(TASK GOAL) Present each line of the entries below that holds the word "series".

(Data entries for graphics)
"""
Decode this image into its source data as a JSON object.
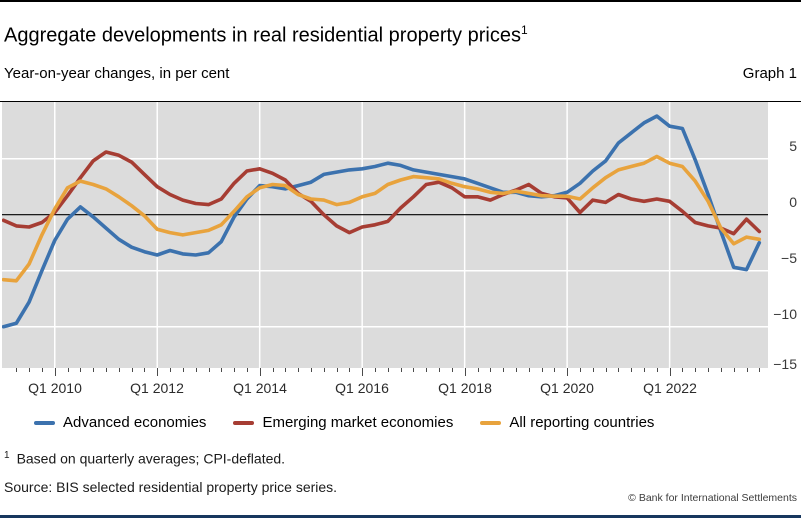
{
  "header": {
    "title": "Aggregate developments in real residential property prices",
    "title_sup": "1",
    "subtitle": "Year-on-year changes, in per cent",
    "graph_label": "Graph 1"
  },
  "chart_data": {
    "type": "line",
    "frequency": "quarterly",
    "x_start": "Q1 2009",
    "x_end": "Q4 2023",
    "x_tick_labels": [
      "Q1 2010",
      "Q1 2012",
      "Q1 2014",
      "Q1 2016",
      "Q1 2018",
      "Q1 2020",
      "Q1 2022"
    ],
    "y_ticks": [
      5,
      0,
      -5,
      -10,
      -15
    ],
    "y_tick_labels": [
      "5",
      "0",
      "−5",
      "−10",
      "−15"
    ],
    "ylim": [
      -13.7,
      10.2
    ],
    "grid": true,
    "zero_line": true,
    "plot_background": "#dcdcdc",
    "grid_color": "#ffffff",
    "legend_position": "bottom",
    "series": [
      {
        "name": "Advanced economies",
        "color": "#3c72ae",
        "values": [
          -10.0,
          -9.7,
          -7.8,
          -5.0,
          -2.3,
          -0.4,
          0.7,
          -0.2,
          -1.2,
          -2.2,
          -2.9,
          -3.3,
          -3.6,
          -3.2,
          -3.5,
          -3.6,
          -3.4,
          -2.4,
          -0.2,
          1.4,
          2.6,
          2.5,
          2.3,
          2.6,
          2.9,
          3.6,
          3.8,
          4.0,
          4.1,
          4.3,
          4.6,
          4.4,
          4.0,
          3.8,
          3.6,
          3.4,
          3.2,
          2.8,
          2.4,
          2.0,
          2.0,
          1.7,
          1.6,
          1.7,
          2.0,
          2.8,
          3.9,
          4.8,
          6.4,
          7.3,
          8.2,
          8.8,
          7.9,
          7.7,
          4.9,
          1.8,
          -1.5,
          -4.7,
          -4.9,
          -2.5
        ]
      },
      {
        "name": "Emerging market economies",
        "color": "#a63d33",
        "values": [
          -0.5,
          -1.0,
          -1.1,
          -0.7,
          0.2,
          1.7,
          3.3,
          4.8,
          5.6,
          5.3,
          4.7,
          3.6,
          2.5,
          1.8,
          1.3,
          1.0,
          0.9,
          1.4,
          2.8,
          3.9,
          4.1,
          3.7,
          3.1,
          1.9,
          1.2,
          0.0,
          -1.0,
          -1.6,
          -1.1,
          -0.9,
          -0.6,
          0.6,
          1.6,
          2.7,
          2.9,
          2.4,
          1.6,
          1.6,
          1.3,
          1.8,
          2.2,
          2.7,
          1.9,
          1.6,
          1.5,
          0.2,
          1.3,
          1.1,
          1.8,
          1.4,
          1.2,
          1.4,
          1.2,
          0.3,
          -0.7,
          -1.0,
          -1.2,
          -1.7,
          -0.4,
          -1.5
        ]
      },
      {
        "name": "All reporting countries",
        "color": "#e8a33d",
        "values": [
          -5.8,
          -5.9,
          -4.4,
          -1.8,
          0.5,
          2.4,
          3.0,
          2.7,
          2.3,
          1.6,
          0.8,
          -0.1,
          -1.3,
          -1.6,
          -1.8,
          -1.6,
          -1.4,
          -0.9,
          0.3,
          1.6,
          2.4,
          2.7,
          2.6,
          1.8,
          1.4,
          1.3,
          0.9,
          1.1,
          1.6,
          1.9,
          2.7,
          3.1,
          3.4,
          3.3,
          3.2,
          2.8,
          2.5,
          2.3,
          2.0,
          1.9,
          2.1,
          1.9,
          1.7,
          1.65,
          1.65,
          1.4,
          2.4,
          3.3,
          4.0,
          4.3,
          4.6,
          5.2,
          4.6,
          4.3,
          3.0,
          1.2,
          -1.2,
          -2.6,
          -2.0,
          -2.2
        ]
      }
    ]
  },
  "footnote": {
    "marker": "1",
    "text": "Based on quarterly averages; CPI-deflated."
  },
  "source": "Source: BIS selected residential property price series.",
  "copyright": "© Bank for International Settlements"
}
"""
(TASK RESPONSE)
    "series": [
  "source": "Source: BIS selected residential property price series.",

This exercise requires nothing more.